What you will do – Scan the lines below for the word "대상으로". Copy each line you find it in.
___ Material
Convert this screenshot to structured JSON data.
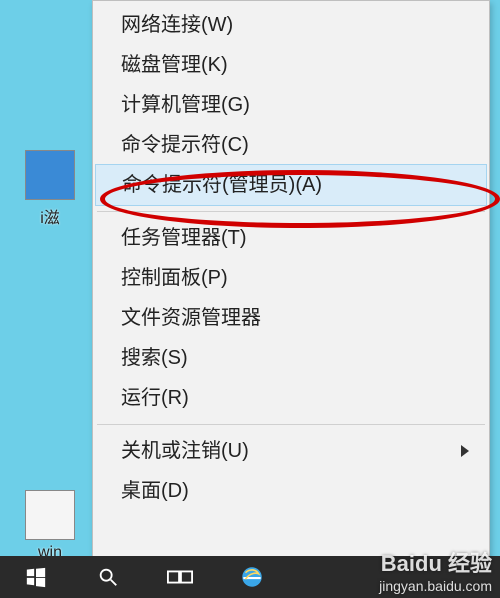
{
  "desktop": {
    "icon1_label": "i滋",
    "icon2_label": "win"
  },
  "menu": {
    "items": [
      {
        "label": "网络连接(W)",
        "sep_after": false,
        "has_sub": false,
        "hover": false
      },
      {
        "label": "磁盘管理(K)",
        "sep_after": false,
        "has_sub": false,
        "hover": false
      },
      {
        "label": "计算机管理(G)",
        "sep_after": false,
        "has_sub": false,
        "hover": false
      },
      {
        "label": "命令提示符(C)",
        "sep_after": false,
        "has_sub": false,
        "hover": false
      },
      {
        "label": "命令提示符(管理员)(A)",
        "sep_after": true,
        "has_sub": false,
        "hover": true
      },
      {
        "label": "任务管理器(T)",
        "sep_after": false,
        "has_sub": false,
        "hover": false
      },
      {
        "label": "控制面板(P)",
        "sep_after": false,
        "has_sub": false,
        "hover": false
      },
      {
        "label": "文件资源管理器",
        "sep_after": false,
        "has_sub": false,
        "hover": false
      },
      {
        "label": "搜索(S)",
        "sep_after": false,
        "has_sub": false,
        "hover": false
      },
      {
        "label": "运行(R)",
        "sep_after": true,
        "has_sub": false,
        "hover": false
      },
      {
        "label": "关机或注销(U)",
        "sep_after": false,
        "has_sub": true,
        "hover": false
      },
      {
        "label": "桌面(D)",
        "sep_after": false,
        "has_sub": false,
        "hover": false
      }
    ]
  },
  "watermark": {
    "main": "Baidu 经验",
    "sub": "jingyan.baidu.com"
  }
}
______
___ Material
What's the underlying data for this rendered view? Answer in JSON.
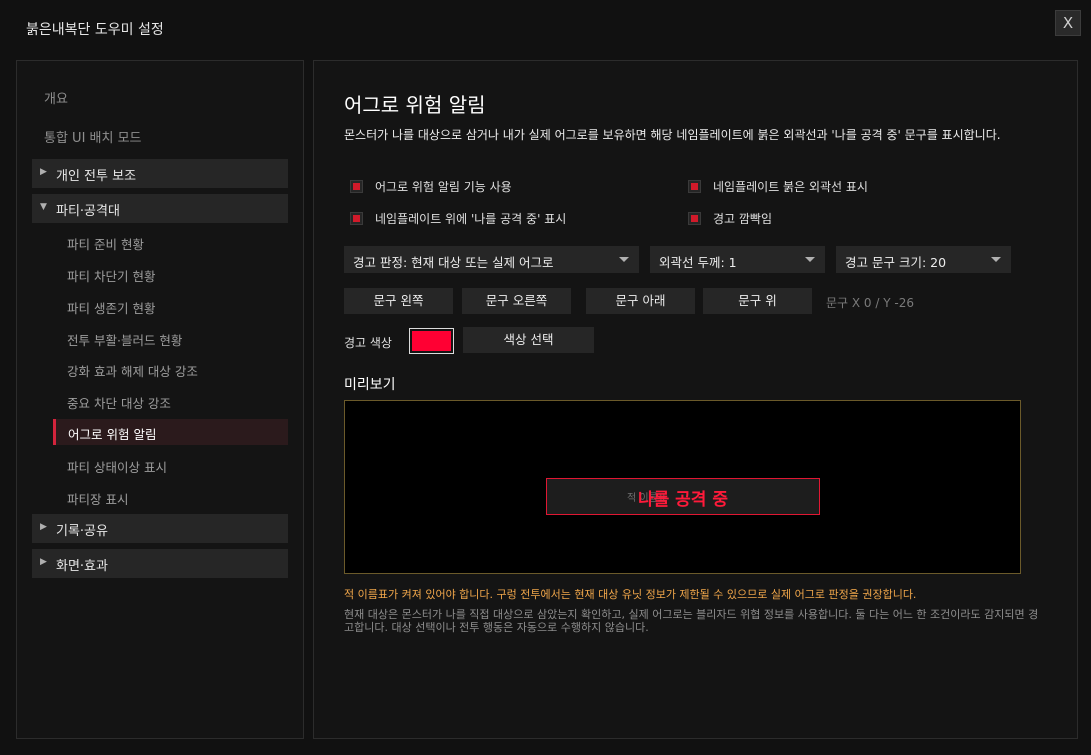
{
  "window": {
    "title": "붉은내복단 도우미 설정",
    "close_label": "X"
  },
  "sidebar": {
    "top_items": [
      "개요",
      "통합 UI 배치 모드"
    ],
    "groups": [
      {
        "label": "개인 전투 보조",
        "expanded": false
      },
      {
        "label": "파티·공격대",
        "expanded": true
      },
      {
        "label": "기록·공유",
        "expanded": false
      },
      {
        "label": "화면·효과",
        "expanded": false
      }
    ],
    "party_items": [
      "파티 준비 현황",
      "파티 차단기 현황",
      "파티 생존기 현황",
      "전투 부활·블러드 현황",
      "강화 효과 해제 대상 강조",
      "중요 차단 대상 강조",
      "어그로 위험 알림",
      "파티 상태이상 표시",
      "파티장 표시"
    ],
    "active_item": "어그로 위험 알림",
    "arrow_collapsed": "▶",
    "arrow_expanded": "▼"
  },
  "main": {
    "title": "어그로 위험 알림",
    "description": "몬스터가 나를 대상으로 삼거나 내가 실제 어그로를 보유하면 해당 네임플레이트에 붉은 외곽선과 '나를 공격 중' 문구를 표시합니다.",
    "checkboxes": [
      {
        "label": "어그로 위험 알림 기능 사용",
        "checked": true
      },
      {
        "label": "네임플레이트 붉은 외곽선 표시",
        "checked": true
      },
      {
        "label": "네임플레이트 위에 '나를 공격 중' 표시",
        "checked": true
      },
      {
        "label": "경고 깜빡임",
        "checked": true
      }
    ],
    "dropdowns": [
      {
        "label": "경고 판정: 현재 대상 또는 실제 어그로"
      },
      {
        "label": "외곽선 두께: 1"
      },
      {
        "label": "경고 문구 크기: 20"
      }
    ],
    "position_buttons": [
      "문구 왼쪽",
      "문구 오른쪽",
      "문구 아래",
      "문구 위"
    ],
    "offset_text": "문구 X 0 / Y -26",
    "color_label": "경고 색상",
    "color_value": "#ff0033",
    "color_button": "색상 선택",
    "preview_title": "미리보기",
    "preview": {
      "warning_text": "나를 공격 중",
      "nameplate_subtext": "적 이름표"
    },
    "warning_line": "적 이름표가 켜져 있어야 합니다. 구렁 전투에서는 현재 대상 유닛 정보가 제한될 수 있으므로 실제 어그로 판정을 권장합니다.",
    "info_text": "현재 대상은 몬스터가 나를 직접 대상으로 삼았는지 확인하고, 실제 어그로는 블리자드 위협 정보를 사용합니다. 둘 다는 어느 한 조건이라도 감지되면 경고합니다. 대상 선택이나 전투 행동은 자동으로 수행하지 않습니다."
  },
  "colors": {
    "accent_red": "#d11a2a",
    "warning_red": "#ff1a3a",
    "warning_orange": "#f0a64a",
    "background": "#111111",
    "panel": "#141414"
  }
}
______
Output of the task –
    "description": "몬스터가 나를 대상으로 삼거나 내가 실제 어그로를 보유하면 해당 네임플레이트에 붉은 외곽선과 '나를 공격 중' 문구를 표시합니다.",
    "info_text": "현재 대상은 몬스터가 나를 직접 대상으로 삼았는지 확인하고, 실제 어그로는 블리자드 위협 정보를 사용합니다. 둘 다는 어느 한 조건이라도 감지되면 경고합니다. 대상 선택이나 전투 행동은 자동으로 수행하지 않습니다."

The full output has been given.